## The request
The records below must be written out exactly, with every picture left behind.

## Information given
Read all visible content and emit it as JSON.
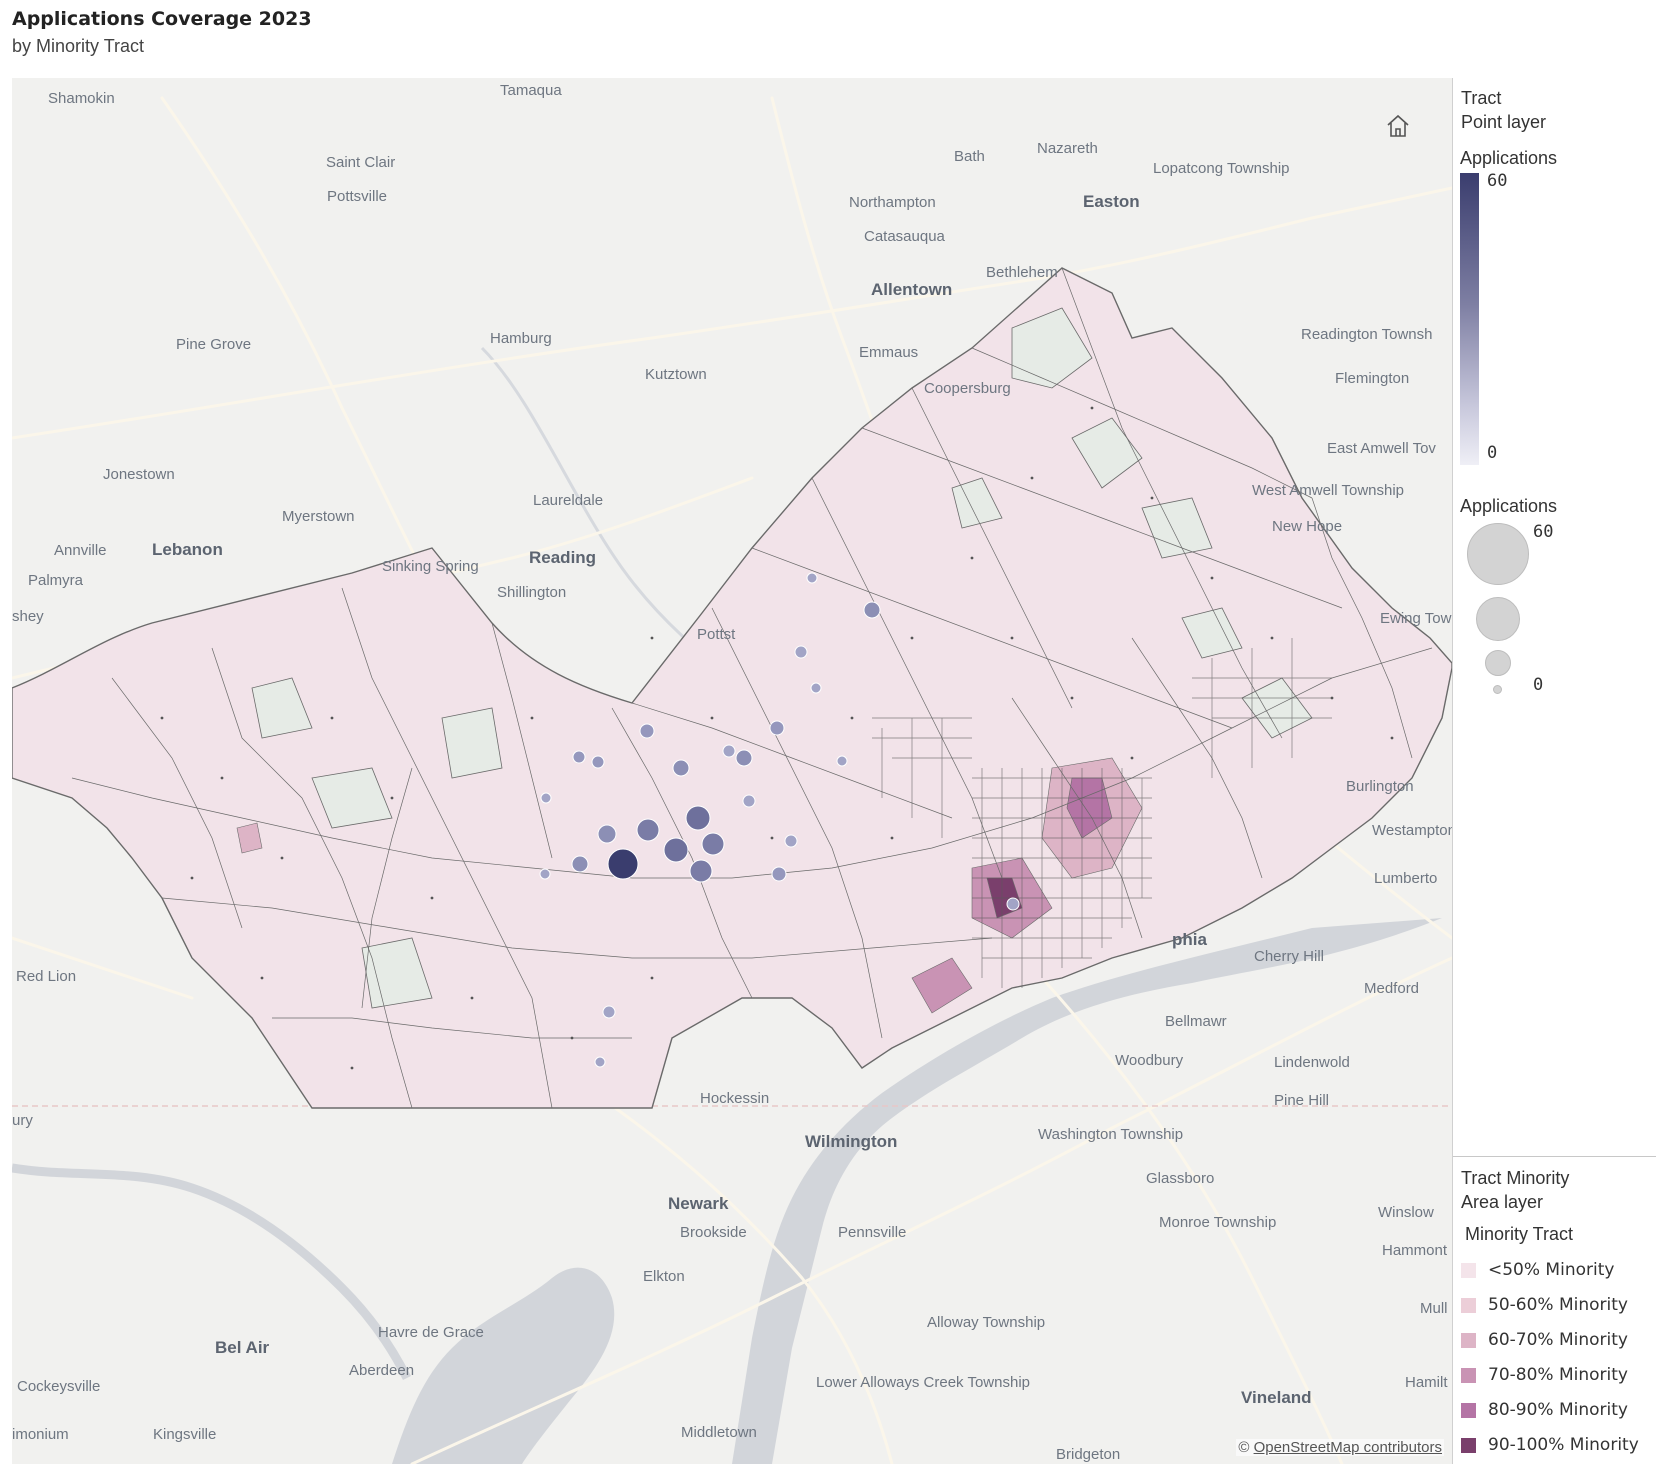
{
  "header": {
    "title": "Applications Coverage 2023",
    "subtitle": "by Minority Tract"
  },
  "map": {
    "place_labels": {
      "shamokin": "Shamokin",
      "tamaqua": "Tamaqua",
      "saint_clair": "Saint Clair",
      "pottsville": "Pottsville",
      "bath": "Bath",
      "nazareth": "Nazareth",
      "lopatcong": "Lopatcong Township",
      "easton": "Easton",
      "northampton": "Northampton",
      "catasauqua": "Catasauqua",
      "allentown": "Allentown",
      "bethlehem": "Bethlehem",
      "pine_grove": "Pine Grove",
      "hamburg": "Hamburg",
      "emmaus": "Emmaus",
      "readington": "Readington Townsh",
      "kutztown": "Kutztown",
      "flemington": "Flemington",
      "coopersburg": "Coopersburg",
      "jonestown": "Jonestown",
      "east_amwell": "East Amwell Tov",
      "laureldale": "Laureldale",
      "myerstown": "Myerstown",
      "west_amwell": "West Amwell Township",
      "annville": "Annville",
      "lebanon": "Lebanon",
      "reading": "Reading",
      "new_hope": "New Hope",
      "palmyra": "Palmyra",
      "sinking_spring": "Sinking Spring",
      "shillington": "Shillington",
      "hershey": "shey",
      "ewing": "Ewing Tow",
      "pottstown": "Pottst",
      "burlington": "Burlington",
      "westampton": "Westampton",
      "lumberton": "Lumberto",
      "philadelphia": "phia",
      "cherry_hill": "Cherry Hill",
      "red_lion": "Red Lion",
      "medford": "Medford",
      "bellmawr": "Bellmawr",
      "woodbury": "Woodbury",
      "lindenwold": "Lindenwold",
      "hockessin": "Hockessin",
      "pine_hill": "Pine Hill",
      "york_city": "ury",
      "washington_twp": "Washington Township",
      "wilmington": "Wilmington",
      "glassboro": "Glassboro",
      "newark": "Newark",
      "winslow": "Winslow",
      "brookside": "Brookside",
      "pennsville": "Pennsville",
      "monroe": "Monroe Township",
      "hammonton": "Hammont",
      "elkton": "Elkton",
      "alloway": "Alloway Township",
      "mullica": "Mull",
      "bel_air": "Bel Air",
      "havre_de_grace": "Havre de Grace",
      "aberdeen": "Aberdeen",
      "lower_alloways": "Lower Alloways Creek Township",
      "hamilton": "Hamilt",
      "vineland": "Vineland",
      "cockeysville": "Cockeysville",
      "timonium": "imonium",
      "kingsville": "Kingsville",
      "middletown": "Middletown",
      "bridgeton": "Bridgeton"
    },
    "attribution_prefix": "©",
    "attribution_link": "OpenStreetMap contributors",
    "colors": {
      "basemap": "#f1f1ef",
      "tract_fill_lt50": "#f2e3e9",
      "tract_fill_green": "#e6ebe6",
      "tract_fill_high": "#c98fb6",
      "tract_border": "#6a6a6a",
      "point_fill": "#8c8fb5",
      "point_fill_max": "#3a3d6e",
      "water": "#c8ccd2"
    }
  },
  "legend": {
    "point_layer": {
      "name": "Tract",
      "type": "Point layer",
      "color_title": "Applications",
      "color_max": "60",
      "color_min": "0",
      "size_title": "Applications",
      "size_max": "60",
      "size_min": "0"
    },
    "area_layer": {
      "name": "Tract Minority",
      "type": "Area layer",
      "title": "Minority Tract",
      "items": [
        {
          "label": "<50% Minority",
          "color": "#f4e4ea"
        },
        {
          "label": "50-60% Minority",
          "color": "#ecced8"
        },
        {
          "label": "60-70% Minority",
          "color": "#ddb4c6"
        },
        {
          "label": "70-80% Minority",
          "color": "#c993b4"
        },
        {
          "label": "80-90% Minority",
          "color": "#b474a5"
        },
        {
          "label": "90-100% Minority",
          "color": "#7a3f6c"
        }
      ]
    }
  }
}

## Result of this exercise
Read all visible content and emit it as JSON.
{
  "header": {
    "title": "Applications Coverage 2023",
    "subtitle": "by Minority Tract"
  },
  "map": {
    "place_labels": {
      "shamokin": "Shamokin",
      "tamaqua": "Tamaqua",
      "saint_clair": "Saint Clair",
      "pottsville": "Pottsville",
      "bath": "Bath",
      "nazareth": "Nazareth",
      "lopatcong": "Lopatcong Township",
      "easton": "Easton",
      "northampton": "Northampton",
      "catasauqua": "Catasauqua",
      "allentown": "Allentown",
      "bethlehem": "Bethlehem",
      "pine_grove": "Pine Grove",
      "hamburg": "Hamburg",
      "emmaus": "Emmaus",
      "readington": "Readington Townsh",
      "kutztown": "Kutztown",
      "flemington": "Flemington",
      "coopersburg": "Coopersburg",
      "jonestown": "Jonestown",
      "east_amwell": "East Amwell Tov",
      "laureldale": "Laureldale",
      "myerstown": "Myerstown",
      "west_amwell": "West Amwell Township",
      "annville": "Annville",
      "lebanon": "Lebanon",
      "reading": "Reading",
      "new_hope": "New Hope",
      "palmyra": "Palmyra",
      "sinking_spring": "Sinking Spring",
      "shillington": "Shillington",
      "hershey": "shey",
      "ewing": "Ewing Tow",
      "pottstown": "Pottst",
      "burlington": "Burlington",
      "westampton": "Westampton",
      "lumberton": "Lumberto",
      "philadelphia": "phia",
      "cherry_hill": "Cherry Hill",
      "red_lion": "Red Lion",
      "medford": "Medford",
      "bellmawr": "Bellmawr",
      "woodbury": "Woodbury",
      "lindenwold": "Lindenwold",
      "hockessin": "Hockessin",
      "pine_hill": "Pine Hill",
      "york_city": "ury",
      "washington_twp": "Washington Township",
      "wilmington": "Wilmington",
      "glassboro": "Glassboro",
      "newark": "Newark",
      "winslow": "Winslow",
      "brookside": "Brookside",
      "pennsville": "Pennsville",
      "monroe": "Monroe Township",
      "hammonton": "Hammont",
      "elkton": "Elkton",
      "alloway": "Alloway Township",
      "mullica": "Mull",
      "bel_air": "Bel Air",
      "havre_de_grace": "Havre de Grace",
      "aberdeen": "Aberdeen",
      "lower_alloways": "Lower Alloways Creek Township",
      "hamilton": "Hamilt",
      "vineland": "Vineland",
      "cockeysville": "Cockeysville",
      "timonium": "imonium",
      "kingsville": "Kingsville",
      "middletown": "Middletown",
      "bridgeton": "Bridgeton"
    },
    "attribution_prefix": "©",
    "attribution_link": "OpenStreetMap contributors",
    "colors": {
      "basemap": "#f1f1ef",
      "tract_fill_lt50": "#f2e3e9",
      "tract_fill_green": "#e6ebe6",
      "tract_fill_high": "#c98fb6",
      "tract_border": "#6a6a6a",
      "point_fill": "#8c8fb5",
      "point_fill_max": "#3a3d6e",
      "water": "#c8ccd2"
    }
  },
  "legend": {
    "point_layer": {
      "name": "Tract",
      "type": "Point layer",
      "color_title": "Applications",
      "color_max": "60",
      "color_min": "0",
      "size_title": "Applications",
      "size_max": "60",
      "size_min": "0"
    },
    "area_layer": {
      "name": "Tract Minority",
      "type": "Area layer",
      "title": "Minority Tract",
      "items": [
        {
          "label": "<50% Minority",
          "color": "#f4e4ea"
        },
        {
          "label": "50-60% Minority",
          "color": "#ecced8"
        },
        {
          "label": "60-70% Minority",
          "color": "#ddb4c6"
        },
        {
          "label": "70-80% Minority",
          "color": "#c993b4"
        },
        {
          "label": "80-90% Minority",
          "color": "#b474a5"
        },
        {
          "label": "90-100% Minority",
          "color": "#7a3f6c"
        }
      ]
    }
  }
}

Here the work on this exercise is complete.